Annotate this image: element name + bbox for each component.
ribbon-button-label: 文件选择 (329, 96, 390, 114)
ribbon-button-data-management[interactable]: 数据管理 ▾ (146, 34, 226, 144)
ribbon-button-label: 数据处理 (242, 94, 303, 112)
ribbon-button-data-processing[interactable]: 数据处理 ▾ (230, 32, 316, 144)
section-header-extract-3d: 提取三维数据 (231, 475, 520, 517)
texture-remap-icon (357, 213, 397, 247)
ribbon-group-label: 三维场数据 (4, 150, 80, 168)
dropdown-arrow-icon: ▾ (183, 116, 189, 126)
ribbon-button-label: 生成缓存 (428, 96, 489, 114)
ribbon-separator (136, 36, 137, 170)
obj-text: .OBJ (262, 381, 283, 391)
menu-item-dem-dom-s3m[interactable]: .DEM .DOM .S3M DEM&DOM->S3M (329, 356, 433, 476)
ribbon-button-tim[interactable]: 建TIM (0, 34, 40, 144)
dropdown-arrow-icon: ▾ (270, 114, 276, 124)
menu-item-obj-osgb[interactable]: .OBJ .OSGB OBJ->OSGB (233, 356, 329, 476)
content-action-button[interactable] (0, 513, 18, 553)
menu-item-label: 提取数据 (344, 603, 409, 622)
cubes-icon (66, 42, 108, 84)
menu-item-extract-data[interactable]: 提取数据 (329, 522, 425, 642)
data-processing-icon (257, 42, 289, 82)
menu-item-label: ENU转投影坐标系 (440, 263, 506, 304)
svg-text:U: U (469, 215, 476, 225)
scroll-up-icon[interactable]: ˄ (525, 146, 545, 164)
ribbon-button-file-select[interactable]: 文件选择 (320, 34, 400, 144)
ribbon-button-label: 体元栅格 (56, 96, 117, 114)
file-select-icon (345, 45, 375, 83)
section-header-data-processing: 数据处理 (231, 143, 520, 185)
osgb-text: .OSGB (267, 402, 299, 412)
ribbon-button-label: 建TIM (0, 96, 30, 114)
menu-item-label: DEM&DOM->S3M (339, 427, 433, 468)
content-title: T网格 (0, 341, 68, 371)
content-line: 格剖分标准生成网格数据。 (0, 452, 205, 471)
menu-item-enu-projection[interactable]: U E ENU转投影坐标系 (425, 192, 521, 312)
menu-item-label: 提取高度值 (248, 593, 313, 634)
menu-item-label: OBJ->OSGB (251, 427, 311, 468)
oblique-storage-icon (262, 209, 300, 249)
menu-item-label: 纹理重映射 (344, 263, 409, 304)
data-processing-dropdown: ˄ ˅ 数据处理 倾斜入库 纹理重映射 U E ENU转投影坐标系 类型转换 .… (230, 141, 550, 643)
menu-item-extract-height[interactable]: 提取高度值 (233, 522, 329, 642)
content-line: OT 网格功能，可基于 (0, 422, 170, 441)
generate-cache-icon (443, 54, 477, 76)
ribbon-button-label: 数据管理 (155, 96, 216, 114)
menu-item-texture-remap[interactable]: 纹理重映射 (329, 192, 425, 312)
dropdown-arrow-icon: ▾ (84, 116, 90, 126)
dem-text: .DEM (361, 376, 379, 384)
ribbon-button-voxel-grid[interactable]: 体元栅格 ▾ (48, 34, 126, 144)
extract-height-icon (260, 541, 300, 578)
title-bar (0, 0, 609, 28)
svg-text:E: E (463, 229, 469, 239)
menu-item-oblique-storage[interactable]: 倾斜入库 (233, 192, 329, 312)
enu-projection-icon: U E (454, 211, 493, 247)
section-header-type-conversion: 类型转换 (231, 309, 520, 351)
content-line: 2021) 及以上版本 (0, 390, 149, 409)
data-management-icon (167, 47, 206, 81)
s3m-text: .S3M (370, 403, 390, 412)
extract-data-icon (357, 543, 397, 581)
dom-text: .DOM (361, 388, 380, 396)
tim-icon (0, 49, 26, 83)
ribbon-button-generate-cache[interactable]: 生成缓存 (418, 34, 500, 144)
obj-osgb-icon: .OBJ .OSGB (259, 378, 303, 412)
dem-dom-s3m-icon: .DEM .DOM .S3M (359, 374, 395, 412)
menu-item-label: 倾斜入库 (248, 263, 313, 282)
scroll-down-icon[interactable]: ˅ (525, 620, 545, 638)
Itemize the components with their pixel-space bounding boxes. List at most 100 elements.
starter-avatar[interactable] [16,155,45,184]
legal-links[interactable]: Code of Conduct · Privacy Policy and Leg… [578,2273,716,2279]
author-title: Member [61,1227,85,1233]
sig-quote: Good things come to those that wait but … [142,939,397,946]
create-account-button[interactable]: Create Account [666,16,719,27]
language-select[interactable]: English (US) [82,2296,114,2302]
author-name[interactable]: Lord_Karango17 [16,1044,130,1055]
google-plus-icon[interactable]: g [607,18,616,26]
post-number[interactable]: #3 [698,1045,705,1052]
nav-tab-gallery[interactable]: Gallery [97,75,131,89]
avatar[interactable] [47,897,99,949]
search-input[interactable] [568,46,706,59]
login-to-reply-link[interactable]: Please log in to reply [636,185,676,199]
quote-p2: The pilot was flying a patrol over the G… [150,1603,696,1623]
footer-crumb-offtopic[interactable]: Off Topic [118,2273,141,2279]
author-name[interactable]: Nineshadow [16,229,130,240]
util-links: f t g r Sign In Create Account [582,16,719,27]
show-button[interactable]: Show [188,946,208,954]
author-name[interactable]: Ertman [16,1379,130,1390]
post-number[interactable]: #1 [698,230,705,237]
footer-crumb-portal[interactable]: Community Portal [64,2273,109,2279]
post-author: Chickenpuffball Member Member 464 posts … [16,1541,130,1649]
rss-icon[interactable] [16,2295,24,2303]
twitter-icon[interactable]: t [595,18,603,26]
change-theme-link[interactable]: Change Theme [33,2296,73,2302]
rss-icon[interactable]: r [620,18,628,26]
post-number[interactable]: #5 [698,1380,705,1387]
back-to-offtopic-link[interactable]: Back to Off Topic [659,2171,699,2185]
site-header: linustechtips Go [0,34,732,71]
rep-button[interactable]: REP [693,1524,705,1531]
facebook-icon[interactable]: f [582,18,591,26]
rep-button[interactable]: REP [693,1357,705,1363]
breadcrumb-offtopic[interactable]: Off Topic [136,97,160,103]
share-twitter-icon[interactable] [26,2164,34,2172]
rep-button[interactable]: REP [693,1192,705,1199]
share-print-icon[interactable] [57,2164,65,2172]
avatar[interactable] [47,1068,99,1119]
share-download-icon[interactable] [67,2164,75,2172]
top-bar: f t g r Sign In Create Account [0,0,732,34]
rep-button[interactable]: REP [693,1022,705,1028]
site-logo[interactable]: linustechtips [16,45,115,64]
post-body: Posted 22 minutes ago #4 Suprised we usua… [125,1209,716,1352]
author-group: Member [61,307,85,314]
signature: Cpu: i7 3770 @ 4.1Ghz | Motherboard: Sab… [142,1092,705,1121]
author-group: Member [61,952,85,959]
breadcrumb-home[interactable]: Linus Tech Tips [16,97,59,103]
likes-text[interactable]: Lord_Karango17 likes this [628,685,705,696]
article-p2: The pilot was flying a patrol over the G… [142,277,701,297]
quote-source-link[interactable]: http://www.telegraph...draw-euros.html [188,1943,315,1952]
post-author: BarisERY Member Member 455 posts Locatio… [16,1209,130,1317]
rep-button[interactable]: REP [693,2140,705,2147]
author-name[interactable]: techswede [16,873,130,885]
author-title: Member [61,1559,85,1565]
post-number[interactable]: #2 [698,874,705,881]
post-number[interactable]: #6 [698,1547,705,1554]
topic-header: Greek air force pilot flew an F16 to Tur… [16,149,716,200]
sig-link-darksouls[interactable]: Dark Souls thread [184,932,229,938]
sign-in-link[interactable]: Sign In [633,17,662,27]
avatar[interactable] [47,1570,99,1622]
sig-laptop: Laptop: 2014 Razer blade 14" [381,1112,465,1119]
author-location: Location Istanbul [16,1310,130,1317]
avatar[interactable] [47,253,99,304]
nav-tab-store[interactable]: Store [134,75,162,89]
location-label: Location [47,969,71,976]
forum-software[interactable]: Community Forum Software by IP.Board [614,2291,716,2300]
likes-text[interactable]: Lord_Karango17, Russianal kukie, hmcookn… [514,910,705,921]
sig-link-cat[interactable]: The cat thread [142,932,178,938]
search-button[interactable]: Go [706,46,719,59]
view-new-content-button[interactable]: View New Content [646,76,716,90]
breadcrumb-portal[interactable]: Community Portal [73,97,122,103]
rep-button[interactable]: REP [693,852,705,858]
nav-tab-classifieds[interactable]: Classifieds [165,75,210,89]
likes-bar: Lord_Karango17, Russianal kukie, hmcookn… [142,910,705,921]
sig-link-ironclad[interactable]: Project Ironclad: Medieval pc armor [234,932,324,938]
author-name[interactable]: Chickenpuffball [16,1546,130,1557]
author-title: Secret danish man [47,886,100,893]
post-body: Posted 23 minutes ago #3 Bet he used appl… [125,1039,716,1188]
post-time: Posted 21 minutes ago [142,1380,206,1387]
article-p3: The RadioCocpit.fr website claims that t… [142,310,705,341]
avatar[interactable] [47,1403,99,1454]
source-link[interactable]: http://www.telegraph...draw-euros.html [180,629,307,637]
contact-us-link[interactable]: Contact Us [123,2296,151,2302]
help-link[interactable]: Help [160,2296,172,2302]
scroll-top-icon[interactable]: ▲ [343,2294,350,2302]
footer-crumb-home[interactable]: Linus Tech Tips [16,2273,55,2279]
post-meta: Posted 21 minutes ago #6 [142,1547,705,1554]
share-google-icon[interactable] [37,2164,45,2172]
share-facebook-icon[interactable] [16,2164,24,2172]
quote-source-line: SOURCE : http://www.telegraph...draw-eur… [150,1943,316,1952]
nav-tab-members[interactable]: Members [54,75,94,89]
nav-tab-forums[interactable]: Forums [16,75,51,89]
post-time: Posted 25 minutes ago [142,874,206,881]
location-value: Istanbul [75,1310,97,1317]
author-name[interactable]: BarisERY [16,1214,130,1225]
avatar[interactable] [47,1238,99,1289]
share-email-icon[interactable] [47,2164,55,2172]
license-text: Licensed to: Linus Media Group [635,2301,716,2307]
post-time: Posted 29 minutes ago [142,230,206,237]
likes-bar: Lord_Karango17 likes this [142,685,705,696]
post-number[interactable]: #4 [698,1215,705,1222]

━━━━━━━━━━━━━━━━

To be done:
Please rewrite the listing above as a numbered list, from its first line through the line containing "texture-remap-icon (357, 213, 397, 247)", leaving out any blank lines.

Worked answer:
1. Annotate this image: element name + bbox for each component.
2. ribbon-button-label: 文件选择 (329, 96, 390, 114)
3. ribbon-button-data-management[interactable]: 数据管理 ▾ (146, 34, 226, 144)
4. ribbon-button-label: 数据处理 (242, 94, 303, 112)
5. ribbon-button-data-processing[interactable]: 数据处理 ▾ (230, 32, 316, 144)
6. section-header-extract-3d: 提取三维数据 (231, 475, 520, 517)
7. texture-remap-icon (357, 213, 397, 247)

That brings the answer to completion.